The problem: Count the lines in the records below that contain the string "transformer". Report only the number.

(Extracted records)
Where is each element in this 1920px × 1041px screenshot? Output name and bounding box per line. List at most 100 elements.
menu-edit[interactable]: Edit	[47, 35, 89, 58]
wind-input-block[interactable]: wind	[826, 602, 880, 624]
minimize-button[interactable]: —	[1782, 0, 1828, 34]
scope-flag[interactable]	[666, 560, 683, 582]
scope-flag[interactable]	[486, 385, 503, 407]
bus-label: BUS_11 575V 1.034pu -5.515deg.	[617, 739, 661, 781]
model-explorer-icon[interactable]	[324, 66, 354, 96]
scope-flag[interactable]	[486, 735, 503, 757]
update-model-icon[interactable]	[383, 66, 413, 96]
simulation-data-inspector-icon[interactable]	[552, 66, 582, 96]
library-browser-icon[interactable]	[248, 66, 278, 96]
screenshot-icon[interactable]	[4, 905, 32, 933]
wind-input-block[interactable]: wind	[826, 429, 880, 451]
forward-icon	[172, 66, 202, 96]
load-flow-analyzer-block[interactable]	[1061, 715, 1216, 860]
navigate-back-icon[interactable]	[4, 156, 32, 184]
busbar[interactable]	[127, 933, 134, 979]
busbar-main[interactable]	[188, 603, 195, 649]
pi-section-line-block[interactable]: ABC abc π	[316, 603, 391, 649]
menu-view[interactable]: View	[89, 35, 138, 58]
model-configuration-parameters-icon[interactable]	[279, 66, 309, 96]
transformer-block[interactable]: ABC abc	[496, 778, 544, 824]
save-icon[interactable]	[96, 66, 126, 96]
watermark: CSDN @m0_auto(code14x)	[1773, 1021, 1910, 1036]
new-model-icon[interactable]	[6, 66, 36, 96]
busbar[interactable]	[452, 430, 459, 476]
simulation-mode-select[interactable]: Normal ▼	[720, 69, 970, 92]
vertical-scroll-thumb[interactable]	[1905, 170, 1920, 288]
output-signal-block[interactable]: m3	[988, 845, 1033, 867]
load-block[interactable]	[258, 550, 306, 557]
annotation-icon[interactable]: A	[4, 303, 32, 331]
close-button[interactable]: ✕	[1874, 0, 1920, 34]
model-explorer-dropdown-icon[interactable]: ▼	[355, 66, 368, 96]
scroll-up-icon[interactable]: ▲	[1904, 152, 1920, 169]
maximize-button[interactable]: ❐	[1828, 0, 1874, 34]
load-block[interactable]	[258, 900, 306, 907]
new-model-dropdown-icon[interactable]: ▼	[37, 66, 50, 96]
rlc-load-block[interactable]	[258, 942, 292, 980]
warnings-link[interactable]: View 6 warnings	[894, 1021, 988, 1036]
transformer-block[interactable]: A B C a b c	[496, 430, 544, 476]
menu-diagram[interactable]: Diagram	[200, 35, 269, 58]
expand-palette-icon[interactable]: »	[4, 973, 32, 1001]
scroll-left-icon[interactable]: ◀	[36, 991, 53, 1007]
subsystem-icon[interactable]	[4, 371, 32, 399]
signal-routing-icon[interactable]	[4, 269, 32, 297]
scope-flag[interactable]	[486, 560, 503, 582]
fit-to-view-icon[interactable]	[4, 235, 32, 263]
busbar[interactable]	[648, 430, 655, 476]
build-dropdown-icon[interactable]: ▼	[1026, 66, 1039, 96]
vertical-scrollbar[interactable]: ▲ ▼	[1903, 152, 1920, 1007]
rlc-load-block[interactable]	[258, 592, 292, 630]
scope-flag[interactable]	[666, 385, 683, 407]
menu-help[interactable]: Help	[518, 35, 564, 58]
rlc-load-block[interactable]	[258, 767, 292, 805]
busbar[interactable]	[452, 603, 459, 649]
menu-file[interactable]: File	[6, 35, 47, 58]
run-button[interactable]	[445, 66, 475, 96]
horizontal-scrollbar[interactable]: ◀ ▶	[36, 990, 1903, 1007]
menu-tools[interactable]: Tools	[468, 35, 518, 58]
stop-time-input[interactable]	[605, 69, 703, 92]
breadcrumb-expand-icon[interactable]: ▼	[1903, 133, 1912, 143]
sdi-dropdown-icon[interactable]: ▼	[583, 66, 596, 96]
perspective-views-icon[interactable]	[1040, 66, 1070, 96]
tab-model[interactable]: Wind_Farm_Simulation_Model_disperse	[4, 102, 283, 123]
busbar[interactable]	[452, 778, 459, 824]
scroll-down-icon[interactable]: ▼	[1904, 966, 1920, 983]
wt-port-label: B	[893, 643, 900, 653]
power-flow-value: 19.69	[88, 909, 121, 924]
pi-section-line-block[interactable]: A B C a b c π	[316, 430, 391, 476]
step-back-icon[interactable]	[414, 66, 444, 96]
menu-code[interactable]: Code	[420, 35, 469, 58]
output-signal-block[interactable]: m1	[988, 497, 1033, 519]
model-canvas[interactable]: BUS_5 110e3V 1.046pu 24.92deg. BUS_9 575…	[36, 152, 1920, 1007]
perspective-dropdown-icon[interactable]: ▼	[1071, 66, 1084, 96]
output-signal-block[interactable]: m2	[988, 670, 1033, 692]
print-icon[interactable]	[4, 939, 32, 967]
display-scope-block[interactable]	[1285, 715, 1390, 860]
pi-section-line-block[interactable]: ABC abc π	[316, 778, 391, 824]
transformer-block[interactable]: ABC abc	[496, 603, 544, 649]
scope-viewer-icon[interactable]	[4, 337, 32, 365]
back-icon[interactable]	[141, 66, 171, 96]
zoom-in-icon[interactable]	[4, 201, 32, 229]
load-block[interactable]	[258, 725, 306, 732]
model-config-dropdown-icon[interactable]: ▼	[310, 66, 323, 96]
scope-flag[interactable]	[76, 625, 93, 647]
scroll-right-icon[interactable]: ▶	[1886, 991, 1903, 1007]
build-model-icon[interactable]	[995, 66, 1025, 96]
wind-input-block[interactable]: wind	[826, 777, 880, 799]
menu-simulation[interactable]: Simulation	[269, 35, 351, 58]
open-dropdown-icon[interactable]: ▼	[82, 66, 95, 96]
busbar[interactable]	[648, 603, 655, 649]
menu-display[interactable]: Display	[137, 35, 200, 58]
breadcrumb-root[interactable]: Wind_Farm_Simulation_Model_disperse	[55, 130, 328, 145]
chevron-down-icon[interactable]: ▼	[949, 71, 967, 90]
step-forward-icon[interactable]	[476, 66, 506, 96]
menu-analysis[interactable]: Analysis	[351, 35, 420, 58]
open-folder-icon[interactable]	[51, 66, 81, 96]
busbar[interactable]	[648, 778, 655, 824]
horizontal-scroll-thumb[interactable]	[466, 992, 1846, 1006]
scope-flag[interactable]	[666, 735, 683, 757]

Reply: 3